* [SUPPLIED INFORMATION]

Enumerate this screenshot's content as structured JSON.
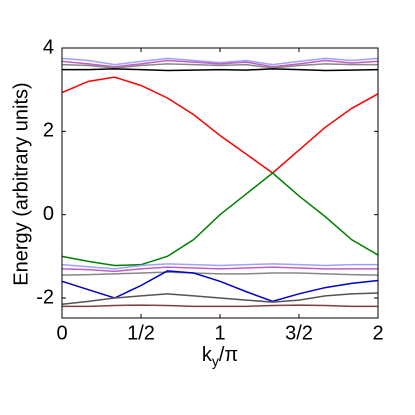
{
  "chart_data": {
    "type": "line",
    "xlabel": "ky/π",
    "ylabel": "Energy (arbitrary units)",
    "x": [
      0,
      0.167,
      0.333,
      0.5,
      0.667,
      0.833,
      1,
      1.167,
      1.333,
      1.5,
      1.667,
      1.833,
      2
    ],
    "series": [
      {
        "color": "#a0a0ff",
        "values": [
          3.75,
          3.7,
          3.6,
          3.68,
          3.75,
          3.7,
          3.65,
          3.7,
          3.6,
          3.68,
          3.75,
          3.7,
          3.75
        ]
      },
      {
        "color": "#c060c0",
        "values": [
          3.68,
          3.62,
          3.55,
          3.62,
          3.7,
          3.66,
          3.62,
          3.66,
          3.55,
          3.62,
          3.7,
          3.64,
          3.68
        ]
      },
      {
        "color": "#888888",
        "values": [
          3.6,
          3.58,
          3.52,
          3.58,
          3.62,
          3.6,
          3.58,
          3.6,
          3.52,
          3.58,
          3.62,
          3.6,
          3.6
        ]
      },
      {
        "color": "#000000",
        "values": [
          3.48,
          3.48,
          3.5,
          3.48,
          3.46,
          3.47,
          3.48,
          3.47,
          3.5,
          3.48,
          3.46,
          3.47,
          3.48
        ]
      },
      {
        "color": "#ff0000",
        "values": [
          2.93,
          3.2,
          3.3,
          3.1,
          2.8,
          2.4,
          1.9,
          1.45,
          1.0,
          1.55,
          2.1,
          2.55,
          2.9
        ]
      },
      {
        "color": "#008000",
        "values": [
          -1.0,
          -1.12,
          -1.22,
          -1.2,
          -1.0,
          -0.6,
          0.0,
          0.5,
          1.0,
          0.45,
          -0.05,
          -0.6,
          -0.97
        ]
      },
      {
        "color": "#a0a0ff",
        "values": [
          -1.2,
          -1.25,
          -1.3,
          -1.22,
          -1.18,
          -1.2,
          -1.22,
          -1.2,
          -1.18,
          -1.2,
          -1.22,
          -1.2,
          -1.2
        ]
      },
      {
        "color": "#c060c0",
        "values": [
          -1.3,
          -1.32,
          -1.36,
          -1.3,
          -1.26,
          -1.28,
          -1.3,
          -1.28,
          -1.26,
          -1.28,
          -1.3,
          -1.3,
          -1.3
        ]
      },
      {
        "color": "#888888",
        "values": [
          -1.45,
          -1.44,
          -1.42,
          -1.4,
          -1.38,
          -1.4,
          -1.42,
          -1.42,
          -1.4,
          -1.4,
          -1.42,
          -1.44,
          -1.45
        ]
      },
      {
        "color": "#0000cc",
        "values": [
          -1.6,
          -1.8,
          -2.0,
          -1.7,
          -1.35,
          -1.4,
          -1.6,
          -1.85,
          -2.08,
          -1.9,
          -1.75,
          -1.65,
          -1.58
        ]
      },
      {
        "color": "#555555",
        "values": [
          -2.15,
          -2.08,
          -2.0,
          -1.95,
          -1.9,
          -1.95,
          -2.0,
          -2.05,
          -2.1,
          -2.05,
          -1.95,
          -1.9,
          -1.88
        ]
      },
      {
        "color": "#804040",
        "values": [
          -2.2,
          -2.2,
          -2.18,
          -2.17,
          -2.18,
          -2.2,
          -2.2,
          -2.2,
          -2.18,
          -2.17,
          -2.18,
          -2.2,
          -2.2
        ]
      }
    ],
    "xlim": [
      0,
      2
    ],
    "xticks": [
      0,
      {
        "value": 0.5,
        "label": "1/2"
      },
      1,
      {
        "value": 1.5,
        "label": "3/2"
      },
      2
    ],
    "ylim": [
      -2.48,
      4
    ],
    "yticks": [
      -2,
      0,
      2,
      4
    ]
  }
}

* [YOUR TASK]
Pictures are to be left out; the records above must be repeated word for word.

* [WRITTEN ANSWER]
Enumerate this screenshot's content as structured JSON.
{
  "chart_data": {
    "type": "line",
    "xlabel": "ky/π",
    "ylabel": "Energy (arbitrary units)",
    "x": [
      0,
      0.167,
      0.333,
      0.5,
      0.667,
      0.833,
      1,
      1.167,
      1.333,
      1.5,
      1.667,
      1.833,
      2
    ],
    "series": [
      {
        "color": "#a0a0ff",
        "values": [
          3.75,
          3.7,
          3.6,
          3.68,
          3.75,
          3.7,
          3.65,
          3.7,
          3.6,
          3.68,
          3.75,
          3.7,
          3.75
        ]
      },
      {
        "color": "#c060c0",
        "values": [
          3.68,
          3.62,
          3.55,
          3.62,
          3.7,
          3.66,
          3.62,
          3.66,
          3.55,
          3.62,
          3.7,
          3.64,
          3.68
        ]
      },
      {
        "color": "#888888",
        "values": [
          3.6,
          3.58,
          3.52,
          3.58,
          3.62,
          3.6,
          3.58,
          3.6,
          3.52,
          3.58,
          3.62,
          3.6,
          3.6
        ]
      },
      {
        "color": "#000000",
        "values": [
          3.48,
          3.48,
          3.5,
          3.48,
          3.46,
          3.47,
          3.48,
          3.47,
          3.5,
          3.48,
          3.46,
          3.47,
          3.48
        ]
      },
      {
        "color": "#ff0000",
        "values": [
          2.93,
          3.2,
          3.3,
          3.1,
          2.8,
          2.4,
          1.9,
          1.45,
          1.0,
          1.55,
          2.1,
          2.55,
          2.9
        ]
      },
      {
        "color": "#008000",
        "values": [
          -1.0,
          -1.12,
          -1.22,
          -1.2,
          -1.0,
          -0.6,
          0.0,
          0.5,
          1.0,
          0.45,
          -0.05,
          -0.6,
          -0.97
        ]
      },
      {
        "color": "#a0a0ff",
        "values": [
          -1.2,
          -1.25,
          -1.3,
          -1.22,
          -1.18,
          -1.2,
          -1.22,
          -1.2,
          -1.18,
          -1.2,
          -1.22,
          -1.2,
          -1.2
        ]
      },
      {
        "color": "#c060c0",
        "values": [
          -1.3,
          -1.32,
          -1.36,
          -1.3,
          -1.26,
          -1.28,
          -1.3,
          -1.28,
          -1.26,
          -1.28,
          -1.3,
          -1.3,
          -1.3
        ]
      },
      {
        "color": "#888888",
        "values": [
          -1.45,
          -1.44,
          -1.42,
          -1.4,
          -1.38,
          -1.4,
          -1.42,
          -1.42,
          -1.4,
          -1.4,
          -1.42,
          -1.44,
          -1.45
        ]
      },
      {
        "color": "#0000cc",
        "values": [
          -1.6,
          -1.8,
          -2.0,
          -1.7,
          -1.35,
          -1.4,
          -1.6,
          -1.85,
          -2.08,
          -1.9,
          -1.75,
          -1.65,
          -1.58
        ]
      },
      {
        "color": "#555555",
        "values": [
          -2.15,
          -2.08,
          -2.0,
          -1.95,
          -1.9,
          -1.95,
          -2.0,
          -2.05,
          -2.1,
          -2.05,
          -1.95,
          -1.9,
          -1.88
        ]
      },
      {
        "color": "#804040",
        "values": [
          -2.2,
          -2.2,
          -2.18,
          -2.17,
          -2.18,
          -2.2,
          -2.2,
          -2.2,
          -2.18,
          -2.17,
          -2.18,
          -2.2,
          -2.2
        ]
      }
    ],
    "xlim": [
      0,
      2
    ],
    "xticks": [
      0,
      {
        "value": 0.5,
        "label": "1/2"
      },
      1,
      {
        "value": 1.5,
        "label": "3/2"
      },
      2
    ],
    "ylim": [
      -2.48,
      4
    ],
    "yticks": [
      -2,
      0,
      2,
      4
    ]
  }
}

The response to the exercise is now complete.